GOAL OF THE EXERCISE -
From the listing below, extract every line in which the word "wollen" appears.

==== RECORDS FOR PROCESSING ====

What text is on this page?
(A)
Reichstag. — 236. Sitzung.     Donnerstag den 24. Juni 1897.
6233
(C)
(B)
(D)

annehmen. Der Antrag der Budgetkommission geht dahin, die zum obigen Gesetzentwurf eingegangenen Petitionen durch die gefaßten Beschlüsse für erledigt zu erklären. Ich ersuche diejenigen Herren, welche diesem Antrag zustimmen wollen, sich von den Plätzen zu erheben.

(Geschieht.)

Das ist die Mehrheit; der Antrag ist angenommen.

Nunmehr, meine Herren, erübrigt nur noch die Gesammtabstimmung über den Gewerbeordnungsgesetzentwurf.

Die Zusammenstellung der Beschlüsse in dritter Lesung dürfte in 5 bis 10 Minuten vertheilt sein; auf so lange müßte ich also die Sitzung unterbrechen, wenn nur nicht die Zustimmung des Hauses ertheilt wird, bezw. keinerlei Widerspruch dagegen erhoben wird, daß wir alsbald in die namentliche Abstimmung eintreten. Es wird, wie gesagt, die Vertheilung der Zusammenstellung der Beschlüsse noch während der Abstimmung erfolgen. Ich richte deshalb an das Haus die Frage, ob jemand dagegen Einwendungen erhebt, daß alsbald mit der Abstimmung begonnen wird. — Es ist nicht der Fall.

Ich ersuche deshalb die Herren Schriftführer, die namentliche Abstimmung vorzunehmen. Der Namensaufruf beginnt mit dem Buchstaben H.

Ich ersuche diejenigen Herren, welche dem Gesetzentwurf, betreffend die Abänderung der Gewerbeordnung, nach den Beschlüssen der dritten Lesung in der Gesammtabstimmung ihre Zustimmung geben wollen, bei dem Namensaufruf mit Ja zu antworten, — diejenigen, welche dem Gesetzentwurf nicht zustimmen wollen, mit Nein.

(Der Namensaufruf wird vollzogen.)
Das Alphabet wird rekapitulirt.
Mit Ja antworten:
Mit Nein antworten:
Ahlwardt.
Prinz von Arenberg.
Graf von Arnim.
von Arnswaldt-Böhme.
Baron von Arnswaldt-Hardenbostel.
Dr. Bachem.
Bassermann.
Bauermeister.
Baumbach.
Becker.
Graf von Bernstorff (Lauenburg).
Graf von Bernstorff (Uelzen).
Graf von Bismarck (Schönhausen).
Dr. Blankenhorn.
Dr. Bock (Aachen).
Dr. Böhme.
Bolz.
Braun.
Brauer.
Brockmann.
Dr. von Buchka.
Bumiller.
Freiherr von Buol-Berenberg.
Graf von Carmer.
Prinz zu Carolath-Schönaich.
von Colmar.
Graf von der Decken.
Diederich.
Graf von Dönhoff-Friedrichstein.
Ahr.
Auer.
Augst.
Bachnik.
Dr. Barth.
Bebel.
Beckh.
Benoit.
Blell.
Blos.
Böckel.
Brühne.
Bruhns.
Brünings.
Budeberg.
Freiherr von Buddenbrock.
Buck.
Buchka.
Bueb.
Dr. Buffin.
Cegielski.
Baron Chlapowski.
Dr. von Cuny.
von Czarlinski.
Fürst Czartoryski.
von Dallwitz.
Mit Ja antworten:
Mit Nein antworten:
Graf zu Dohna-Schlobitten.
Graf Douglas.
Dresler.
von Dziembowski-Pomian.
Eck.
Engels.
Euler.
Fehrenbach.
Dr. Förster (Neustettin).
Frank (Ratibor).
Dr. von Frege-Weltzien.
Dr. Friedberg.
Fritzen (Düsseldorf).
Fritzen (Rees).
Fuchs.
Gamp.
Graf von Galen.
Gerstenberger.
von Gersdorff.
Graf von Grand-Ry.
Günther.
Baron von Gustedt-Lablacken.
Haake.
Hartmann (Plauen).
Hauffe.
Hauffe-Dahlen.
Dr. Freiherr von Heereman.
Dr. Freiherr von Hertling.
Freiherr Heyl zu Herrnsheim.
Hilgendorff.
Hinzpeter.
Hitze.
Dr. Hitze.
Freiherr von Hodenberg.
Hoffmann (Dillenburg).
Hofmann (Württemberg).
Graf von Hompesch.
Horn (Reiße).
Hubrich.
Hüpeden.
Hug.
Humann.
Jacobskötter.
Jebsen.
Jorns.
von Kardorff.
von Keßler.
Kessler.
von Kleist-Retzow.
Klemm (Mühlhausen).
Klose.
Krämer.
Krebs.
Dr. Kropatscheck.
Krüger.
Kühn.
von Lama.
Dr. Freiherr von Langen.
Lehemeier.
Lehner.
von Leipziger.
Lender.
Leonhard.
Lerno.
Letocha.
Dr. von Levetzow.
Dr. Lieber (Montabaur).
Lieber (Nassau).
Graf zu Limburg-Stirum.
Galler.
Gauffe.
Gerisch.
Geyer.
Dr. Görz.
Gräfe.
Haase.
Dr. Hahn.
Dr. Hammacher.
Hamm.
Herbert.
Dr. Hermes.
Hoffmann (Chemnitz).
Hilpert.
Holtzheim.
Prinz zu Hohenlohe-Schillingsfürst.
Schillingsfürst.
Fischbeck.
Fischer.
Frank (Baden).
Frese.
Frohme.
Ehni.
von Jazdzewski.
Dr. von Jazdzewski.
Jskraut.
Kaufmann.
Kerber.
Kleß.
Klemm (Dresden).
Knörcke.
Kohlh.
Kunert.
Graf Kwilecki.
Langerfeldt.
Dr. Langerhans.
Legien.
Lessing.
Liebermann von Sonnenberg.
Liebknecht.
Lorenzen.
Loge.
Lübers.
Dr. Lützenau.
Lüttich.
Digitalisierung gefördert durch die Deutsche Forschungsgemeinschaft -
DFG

====

COMPLETED TASK -
annehmen. Der Antrag der Budgetkommission geht dahin, die zum obigen Gesetzentwurf eingegangenen Petitionen durch die gefaßten Beschlüsse für erledigt zu erklären. Ich ersuche diejenigen Herren, welche diesem Antrag zustimmen wollen, sich von den Plätzen zu erheben.
Ich ersuche diejenigen Herren, welche dem Gesetzentwurf, betreffend die Abänderung der Gewerbeordnung, nach den Beschlüssen der dritten Lesung in der Gesammtabstimmung ihre Zustimmung geben wollen, bei dem Namensaufruf mit Ja zu antworten, — diejenigen, welche dem Gesetzentwurf nicht zustimmen wollen, mit Nein.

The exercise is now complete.